§ Task to carry out
Print the lines below verbatim, leaving out the picture.
☆ ☆ ☆ ☆ ☆ ☆ ☆
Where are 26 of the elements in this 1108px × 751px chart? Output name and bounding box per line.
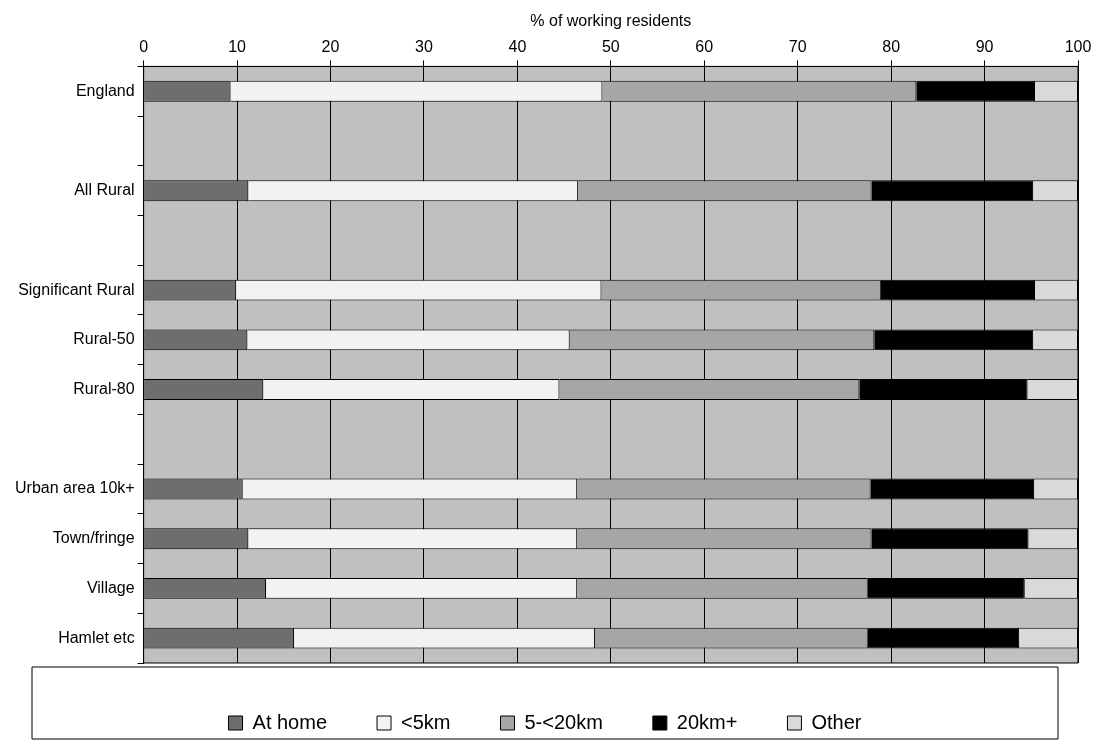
legend-label: Other [811, 710, 862, 733]
x-tick-label: 40 [508, 38, 527, 56]
x-tick-label: 50 [601, 38, 620, 56]
y-tick-label: Village [86, 578, 135, 596]
x-tick-label: 20 [321, 38, 340, 56]
x-tick-label: 90 [975, 38, 994, 56]
legend-label: 20km+ [676, 710, 738, 733]
y-tick-label: Town/fringe [52, 529, 135, 547]
x-tick-label: 70 [788, 38, 807, 56]
y-tick-label: Significant Rural [18, 280, 135, 298]
x-tick-label: 80 [882, 38, 901, 56]
x-tick-label: 0 [139, 38, 149, 56]
x-tick-label: 100 [1064, 38, 1092, 56]
legend-label: <5km [401, 710, 451, 733]
x-axis-title: % of working residents [530, 12, 692, 30]
x-tick-label: 60 [695, 38, 714, 56]
y-tick-label: England [75, 81, 135, 99]
x-tick-label: 30 [415, 38, 433, 56]
legend-label: At home [252, 710, 328, 733]
y-tick-label: Hamlet etc [58, 628, 135, 646]
y-tick-label: Rural-50 [73, 330, 135, 348]
y-tick-label: Urban area 10k+ [14, 479, 135, 497]
y-tick-label: Rural-80 [73, 379, 135, 397]
y-tick-label: All Rural [74, 181, 135, 199]
legend-label: 5-<20km [524, 710, 603, 733]
x-tick-label: 10 [228, 38, 247, 56]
☆ ☆ ☆ ☆ ☆ ☆ ☆
§ Worked answer
Where are 26 of the elements in this 1108px × 751px chart? Output name and bounding box per line.
legend-label: Other [811, 710, 862, 733]
x-tick-label: 40 [508, 38, 527, 56]
x-tick-label: 50 [601, 38, 620, 56]
y-tick-label: Village [86, 578, 135, 596]
x-tick-label: 20 [321, 38, 340, 56]
x-tick-label: 90 [975, 38, 994, 56]
legend-label: 20km+ [676, 710, 738, 733]
y-tick-label: Town/fringe [52, 529, 135, 547]
x-tick-label: 70 [788, 38, 807, 56]
y-tick-label: Significant Rural [18, 280, 135, 298]
x-tick-label: 80 [882, 38, 901, 56]
x-tick-label: 0 [139, 38, 149, 56]
x-tick-label: 100 [1064, 38, 1092, 56]
legend-label: <5km [401, 710, 451, 733]
x-axis-title: % of working residents [530, 12, 692, 30]
x-tick-label: 60 [695, 38, 714, 56]
y-tick-label: England [75, 81, 135, 99]
x-tick-label: 30 [415, 38, 433, 56]
legend-label: At home [252, 710, 328, 733]
y-tick-label: Hamlet etc [58, 628, 135, 646]
y-tick-label: Rural-50 [73, 330, 135, 348]
y-tick-label: Urban area 10k+ [14, 479, 135, 497]
y-tick-label: Rural-80 [73, 379, 135, 397]
y-tick-label: All Rural [74, 181, 135, 199]
legend-label: 5-<20km [524, 710, 603, 733]
x-tick-label: 10 [228, 38, 247, 56]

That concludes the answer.